▸ Problem details
Lines containing "Kairoll" are to be counted. Give the number and nothing more.

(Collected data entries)
>> start

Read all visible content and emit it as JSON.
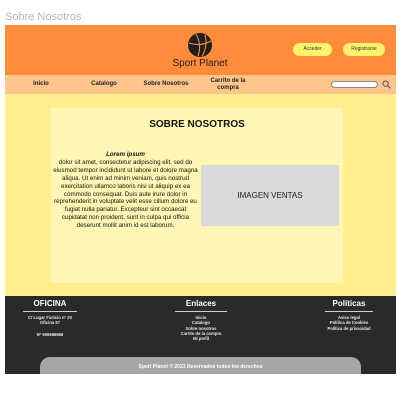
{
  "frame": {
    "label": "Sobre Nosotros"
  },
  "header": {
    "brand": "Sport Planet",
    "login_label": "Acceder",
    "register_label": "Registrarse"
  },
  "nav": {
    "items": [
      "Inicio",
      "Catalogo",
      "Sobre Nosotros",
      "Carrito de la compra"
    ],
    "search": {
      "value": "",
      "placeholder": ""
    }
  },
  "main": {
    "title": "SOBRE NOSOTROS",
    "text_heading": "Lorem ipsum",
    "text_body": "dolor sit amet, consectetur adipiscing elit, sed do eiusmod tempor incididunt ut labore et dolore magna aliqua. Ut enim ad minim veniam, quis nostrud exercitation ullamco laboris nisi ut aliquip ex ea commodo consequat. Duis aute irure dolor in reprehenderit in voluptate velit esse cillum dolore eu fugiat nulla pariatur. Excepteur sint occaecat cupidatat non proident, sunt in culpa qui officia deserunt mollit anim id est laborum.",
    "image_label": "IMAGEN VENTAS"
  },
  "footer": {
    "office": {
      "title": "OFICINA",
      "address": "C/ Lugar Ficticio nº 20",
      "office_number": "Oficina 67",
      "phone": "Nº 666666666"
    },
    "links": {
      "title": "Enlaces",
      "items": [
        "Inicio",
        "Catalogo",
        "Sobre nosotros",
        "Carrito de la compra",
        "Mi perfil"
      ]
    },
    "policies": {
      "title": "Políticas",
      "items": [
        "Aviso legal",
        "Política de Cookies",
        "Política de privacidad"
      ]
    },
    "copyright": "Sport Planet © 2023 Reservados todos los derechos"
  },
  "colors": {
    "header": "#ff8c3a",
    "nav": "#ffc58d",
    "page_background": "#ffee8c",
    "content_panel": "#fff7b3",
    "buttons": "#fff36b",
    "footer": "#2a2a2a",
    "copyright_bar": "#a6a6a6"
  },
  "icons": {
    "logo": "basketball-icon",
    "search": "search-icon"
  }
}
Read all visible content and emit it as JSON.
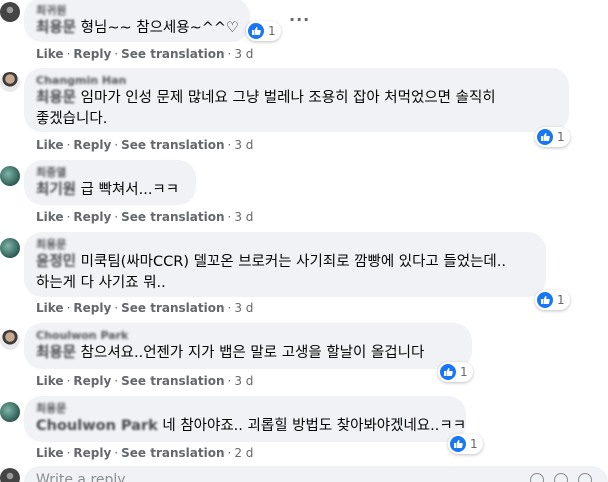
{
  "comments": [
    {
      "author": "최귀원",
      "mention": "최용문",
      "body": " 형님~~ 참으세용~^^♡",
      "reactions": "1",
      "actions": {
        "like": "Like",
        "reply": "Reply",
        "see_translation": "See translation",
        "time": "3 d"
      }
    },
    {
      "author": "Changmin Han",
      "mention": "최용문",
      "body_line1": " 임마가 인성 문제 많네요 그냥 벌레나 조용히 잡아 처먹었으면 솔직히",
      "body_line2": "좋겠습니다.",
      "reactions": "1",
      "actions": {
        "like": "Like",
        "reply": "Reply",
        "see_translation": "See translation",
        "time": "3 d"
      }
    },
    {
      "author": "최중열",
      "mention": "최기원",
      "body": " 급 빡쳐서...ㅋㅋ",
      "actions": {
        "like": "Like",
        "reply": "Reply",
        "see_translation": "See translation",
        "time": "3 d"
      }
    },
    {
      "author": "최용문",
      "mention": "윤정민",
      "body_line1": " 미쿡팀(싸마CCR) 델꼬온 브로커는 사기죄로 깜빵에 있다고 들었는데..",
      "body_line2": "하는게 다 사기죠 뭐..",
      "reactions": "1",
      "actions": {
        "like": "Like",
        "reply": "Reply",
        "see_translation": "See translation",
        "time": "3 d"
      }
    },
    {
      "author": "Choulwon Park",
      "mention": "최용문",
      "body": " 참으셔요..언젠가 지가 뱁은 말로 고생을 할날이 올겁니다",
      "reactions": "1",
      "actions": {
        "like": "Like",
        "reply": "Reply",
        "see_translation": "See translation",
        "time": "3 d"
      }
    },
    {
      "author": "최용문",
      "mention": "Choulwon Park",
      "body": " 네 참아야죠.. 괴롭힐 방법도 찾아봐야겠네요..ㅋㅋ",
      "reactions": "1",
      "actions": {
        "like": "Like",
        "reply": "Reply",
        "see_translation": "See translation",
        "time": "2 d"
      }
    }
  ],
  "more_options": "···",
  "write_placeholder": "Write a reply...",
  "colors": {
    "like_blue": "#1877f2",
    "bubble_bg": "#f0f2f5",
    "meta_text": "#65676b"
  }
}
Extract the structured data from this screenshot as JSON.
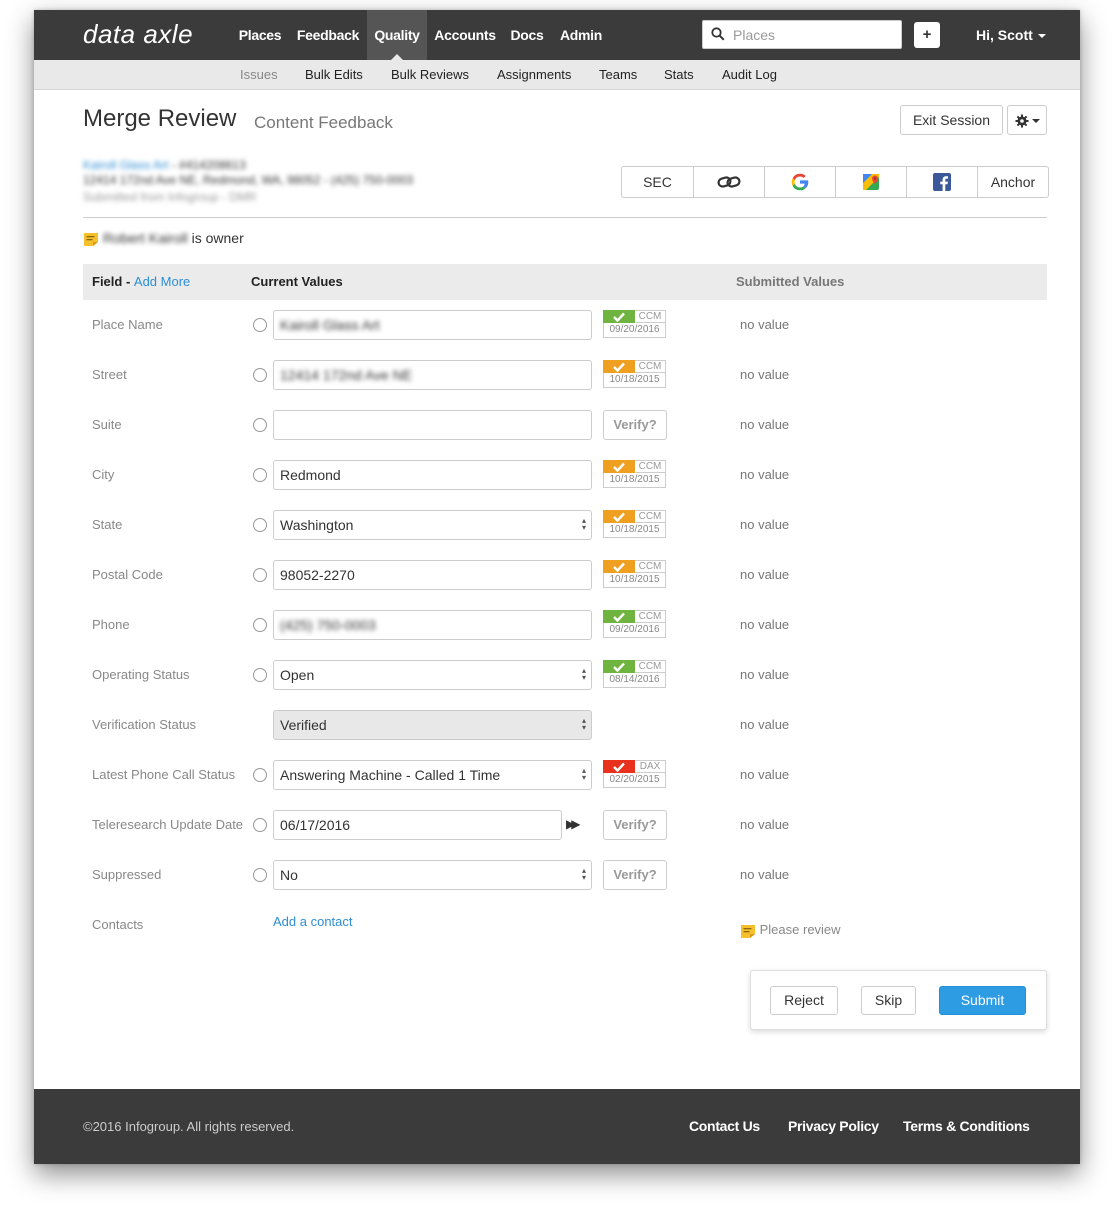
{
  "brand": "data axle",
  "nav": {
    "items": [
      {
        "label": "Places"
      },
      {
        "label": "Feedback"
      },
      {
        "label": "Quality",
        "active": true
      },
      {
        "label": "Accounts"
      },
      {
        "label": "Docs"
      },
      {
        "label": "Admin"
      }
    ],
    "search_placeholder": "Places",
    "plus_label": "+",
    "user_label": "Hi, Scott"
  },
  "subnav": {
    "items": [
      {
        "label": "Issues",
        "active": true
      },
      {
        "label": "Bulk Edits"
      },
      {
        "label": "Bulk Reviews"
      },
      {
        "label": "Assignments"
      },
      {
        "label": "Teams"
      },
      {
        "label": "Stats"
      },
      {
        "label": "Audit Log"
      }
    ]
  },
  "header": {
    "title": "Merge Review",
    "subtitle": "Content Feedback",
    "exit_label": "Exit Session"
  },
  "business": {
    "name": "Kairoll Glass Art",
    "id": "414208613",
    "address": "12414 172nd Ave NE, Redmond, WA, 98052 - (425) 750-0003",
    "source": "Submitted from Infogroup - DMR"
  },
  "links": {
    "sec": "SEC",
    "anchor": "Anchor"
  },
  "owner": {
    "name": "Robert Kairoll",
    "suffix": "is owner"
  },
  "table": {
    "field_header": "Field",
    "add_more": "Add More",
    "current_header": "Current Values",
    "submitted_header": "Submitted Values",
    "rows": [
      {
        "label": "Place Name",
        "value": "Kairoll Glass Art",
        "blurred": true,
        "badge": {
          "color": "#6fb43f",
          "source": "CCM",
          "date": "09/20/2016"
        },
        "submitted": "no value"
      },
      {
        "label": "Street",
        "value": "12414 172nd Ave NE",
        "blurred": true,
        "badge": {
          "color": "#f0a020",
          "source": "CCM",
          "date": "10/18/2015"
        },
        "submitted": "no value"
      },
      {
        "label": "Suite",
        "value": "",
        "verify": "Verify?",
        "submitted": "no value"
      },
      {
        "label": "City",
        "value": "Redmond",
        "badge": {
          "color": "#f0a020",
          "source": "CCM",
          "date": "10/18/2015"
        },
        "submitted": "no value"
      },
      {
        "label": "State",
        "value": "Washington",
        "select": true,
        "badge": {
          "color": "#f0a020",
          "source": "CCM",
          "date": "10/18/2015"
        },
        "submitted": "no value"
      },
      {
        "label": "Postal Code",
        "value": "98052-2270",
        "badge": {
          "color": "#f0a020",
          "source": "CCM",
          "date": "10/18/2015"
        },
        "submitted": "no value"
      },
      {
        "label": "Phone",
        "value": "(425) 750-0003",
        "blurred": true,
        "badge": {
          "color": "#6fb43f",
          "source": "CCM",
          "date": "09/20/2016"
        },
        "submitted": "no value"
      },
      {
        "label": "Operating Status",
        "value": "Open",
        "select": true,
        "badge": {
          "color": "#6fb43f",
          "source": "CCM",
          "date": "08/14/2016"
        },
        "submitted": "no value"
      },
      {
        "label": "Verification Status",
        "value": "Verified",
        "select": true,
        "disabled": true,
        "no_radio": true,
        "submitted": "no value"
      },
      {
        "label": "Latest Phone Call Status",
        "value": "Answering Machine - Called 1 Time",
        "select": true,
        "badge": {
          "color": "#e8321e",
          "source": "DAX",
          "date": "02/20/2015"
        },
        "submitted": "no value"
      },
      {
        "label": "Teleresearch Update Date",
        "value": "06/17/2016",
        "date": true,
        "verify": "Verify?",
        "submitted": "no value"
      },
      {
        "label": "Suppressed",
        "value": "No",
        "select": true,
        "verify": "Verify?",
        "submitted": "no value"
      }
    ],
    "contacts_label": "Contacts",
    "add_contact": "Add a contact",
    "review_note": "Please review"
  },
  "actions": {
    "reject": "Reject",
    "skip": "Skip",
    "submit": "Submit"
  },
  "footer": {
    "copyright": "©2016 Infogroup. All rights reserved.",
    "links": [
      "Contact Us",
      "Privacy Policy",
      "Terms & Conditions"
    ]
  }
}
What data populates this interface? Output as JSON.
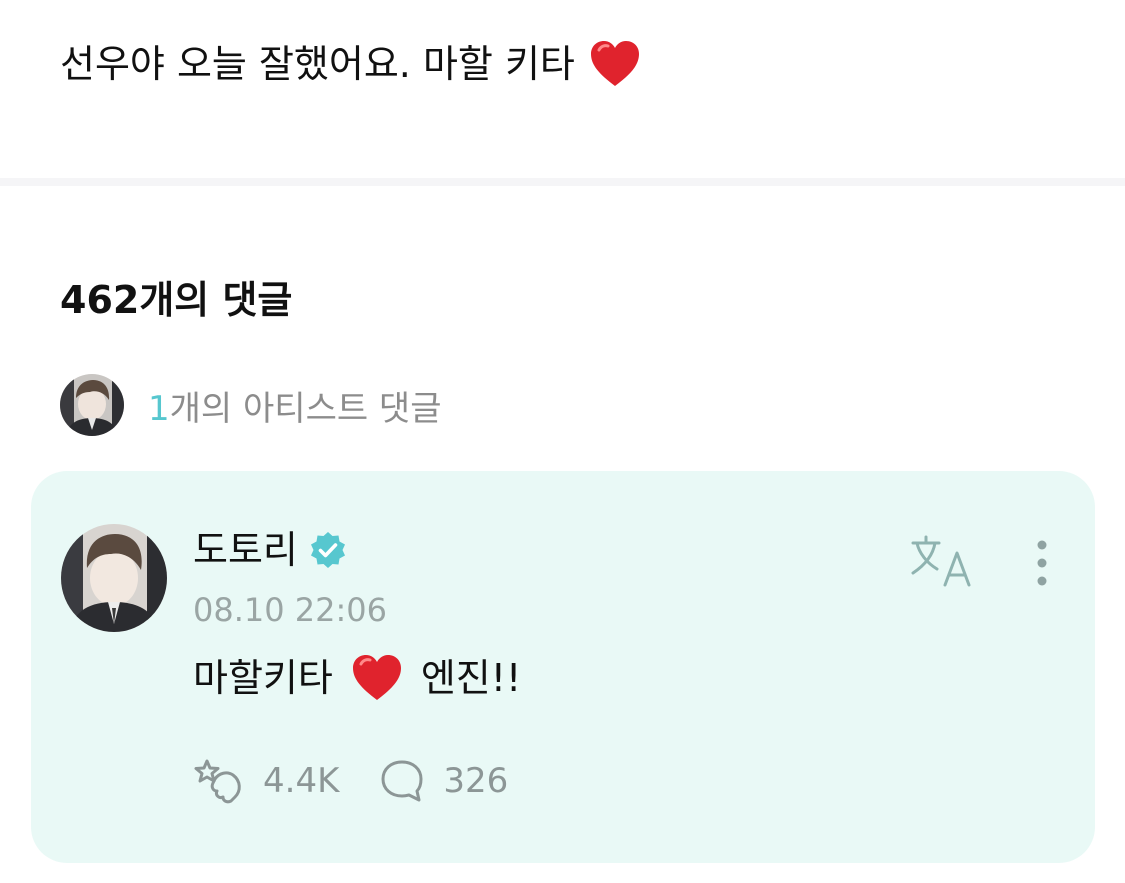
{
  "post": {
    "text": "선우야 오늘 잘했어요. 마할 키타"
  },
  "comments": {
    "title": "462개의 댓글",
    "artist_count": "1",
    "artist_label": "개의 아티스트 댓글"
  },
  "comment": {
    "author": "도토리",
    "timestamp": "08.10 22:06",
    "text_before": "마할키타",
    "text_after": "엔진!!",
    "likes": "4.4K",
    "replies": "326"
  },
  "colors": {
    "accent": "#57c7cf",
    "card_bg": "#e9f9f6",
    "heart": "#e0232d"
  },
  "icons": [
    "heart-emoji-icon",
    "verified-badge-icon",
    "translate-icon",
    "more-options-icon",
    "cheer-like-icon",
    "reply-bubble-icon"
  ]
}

>> end

▸ Worked solution
3